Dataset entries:
** START **
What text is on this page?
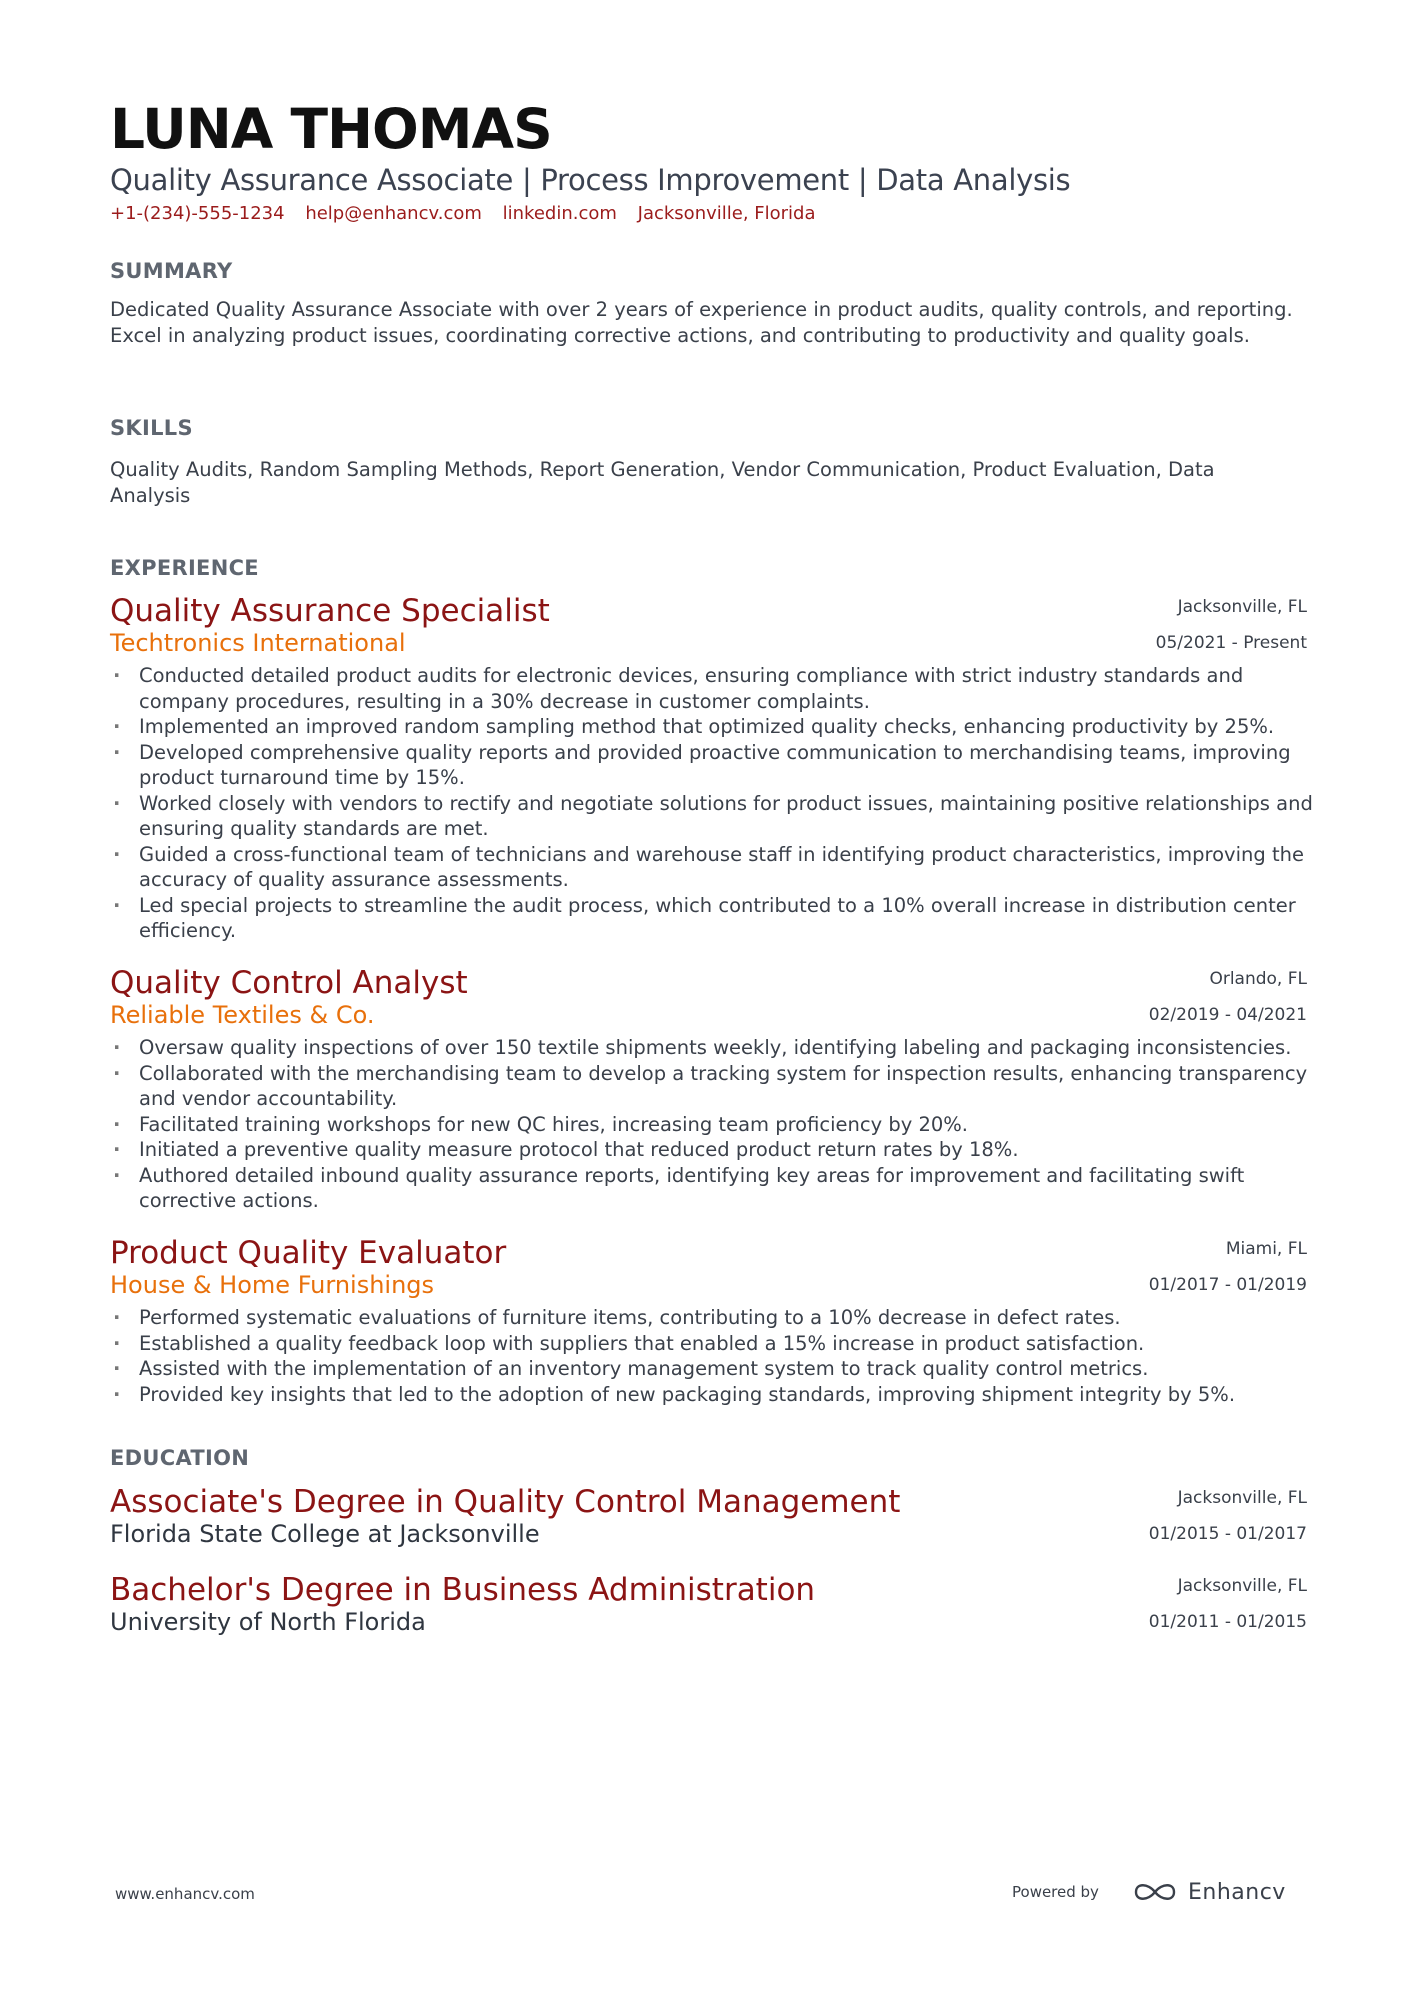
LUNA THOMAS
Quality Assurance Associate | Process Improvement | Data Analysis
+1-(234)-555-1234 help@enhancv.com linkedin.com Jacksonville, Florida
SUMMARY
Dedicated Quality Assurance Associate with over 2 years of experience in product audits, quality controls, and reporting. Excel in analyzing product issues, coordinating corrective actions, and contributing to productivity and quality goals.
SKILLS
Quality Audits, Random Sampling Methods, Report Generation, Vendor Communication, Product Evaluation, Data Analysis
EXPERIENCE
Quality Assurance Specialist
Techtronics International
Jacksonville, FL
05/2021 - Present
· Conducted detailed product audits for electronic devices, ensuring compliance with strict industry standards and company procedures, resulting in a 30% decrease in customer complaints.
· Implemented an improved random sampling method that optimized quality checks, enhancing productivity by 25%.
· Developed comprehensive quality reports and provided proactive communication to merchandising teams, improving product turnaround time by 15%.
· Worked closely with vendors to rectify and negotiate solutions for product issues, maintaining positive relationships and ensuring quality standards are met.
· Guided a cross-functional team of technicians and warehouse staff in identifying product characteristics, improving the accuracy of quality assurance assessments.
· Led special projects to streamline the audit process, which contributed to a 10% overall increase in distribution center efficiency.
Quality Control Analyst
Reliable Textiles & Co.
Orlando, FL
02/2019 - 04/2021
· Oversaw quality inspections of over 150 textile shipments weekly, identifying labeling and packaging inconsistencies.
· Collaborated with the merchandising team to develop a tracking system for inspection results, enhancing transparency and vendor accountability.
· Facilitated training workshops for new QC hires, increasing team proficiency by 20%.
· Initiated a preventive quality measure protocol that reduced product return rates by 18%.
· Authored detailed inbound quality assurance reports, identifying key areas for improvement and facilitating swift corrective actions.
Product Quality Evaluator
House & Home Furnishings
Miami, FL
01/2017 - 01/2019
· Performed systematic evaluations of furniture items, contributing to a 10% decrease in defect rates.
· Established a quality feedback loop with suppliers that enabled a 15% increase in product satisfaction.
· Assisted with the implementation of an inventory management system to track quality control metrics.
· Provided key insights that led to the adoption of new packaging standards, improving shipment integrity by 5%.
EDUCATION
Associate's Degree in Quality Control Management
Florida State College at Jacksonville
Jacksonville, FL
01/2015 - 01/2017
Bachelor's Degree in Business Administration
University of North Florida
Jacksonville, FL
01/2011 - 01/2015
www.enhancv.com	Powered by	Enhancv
** END **
Exercise task: Repeat the entries exactly. Pictures are excluded from the copy.

Written answer:
What text is on this page?
LUNA THOMAS
Quality Assurance Associate | Process Improvement | Data Analysis
+1-(234)-555-1234 help@enhancv.com linkedin.com Jacksonville, Florida
SUMMARY
Dedicated Quality Assurance Associate with over 2 years of experience in product audits, quality controls, and reporting. Excel in analyzing product issues, coordinating corrective actions, and contributing to productivity and quality goals.
SKILLS
Quality Audits, Random Sampling Methods, Report Generation, Vendor Communication, Product Evaluation, Data Analysis
EXPERIENCE
Quality Assurance Specialist
Techtronics International
Jacksonville, FL
05/2021 - Present
· Conducted detailed product audits for electronic devices, ensuring compliance with strict industry standards and company procedures, resulting in a 30% decrease in customer complaints.
· Implemented an improved random sampling method that optimized quality checks, enhancing productivity by 25%.
· Developed comprehensive quality reports and provided proactive communication to merchandising teams, improving product turnaround time by 15%.
· Worked closely with vendors to rectify and negotiate solutions for product issues, maintaining positive relationships and ensuring quality standards are met.
· Guided a cross-functional team of technicians and warehouse staff in identifying product characteristics, improving the accuracy of quality assurance assessments.
· Led special projects to streamline the audit process, which contributed to a 10% overall increase in distribution center efficiency.
Quality Control Analyst
Reliable Textiles & Co.
Orlando, FL
02/2019 - 04/2021
· Oversaw quality inspections of over 150 textile shipments weekly, identifying labeling and packaging inconsistencies.
· Collaborated with the merchandising team to develop a tracking system for inspection results, enhancing transparency and vendor accountability.
· Facilitated training workshops for new QC hires, increasing team proficiency by 20%.
· Initiated a preventive quality measure protocol that reduced product return rates by 18%.
· Authored detailed inbound quality assurance reports, identifying key areas for improvement and facilitating swift corrective actions.
Product Quality Evaluator
House & Home Furnishings
Miami, FL
01/2017 - 01/2019
· Performed systematic evaluations of furniture items, contributing to a 10% decrease in defect rates.
· Established a quality feedback loop with suppliers that enabled a 15% increase in product satisfaction.
· Assisted with the implementation of an inventory management system to track quality control metrics.
· Provided key insights that led to the adoption of new packaging standards, improving shipment integrity by 5%.
EDUCATION
Associate's Degree in Quality Control Management
Florida State College at Jacksonville
Jacksonville, FL
01/2015 - 01/2017
Bachelor's Degree in Business Administration
University of North Florida
Jacksonville, FL
01/2011 - 01/2015
www.enhancv.com	Powered by	Enhancv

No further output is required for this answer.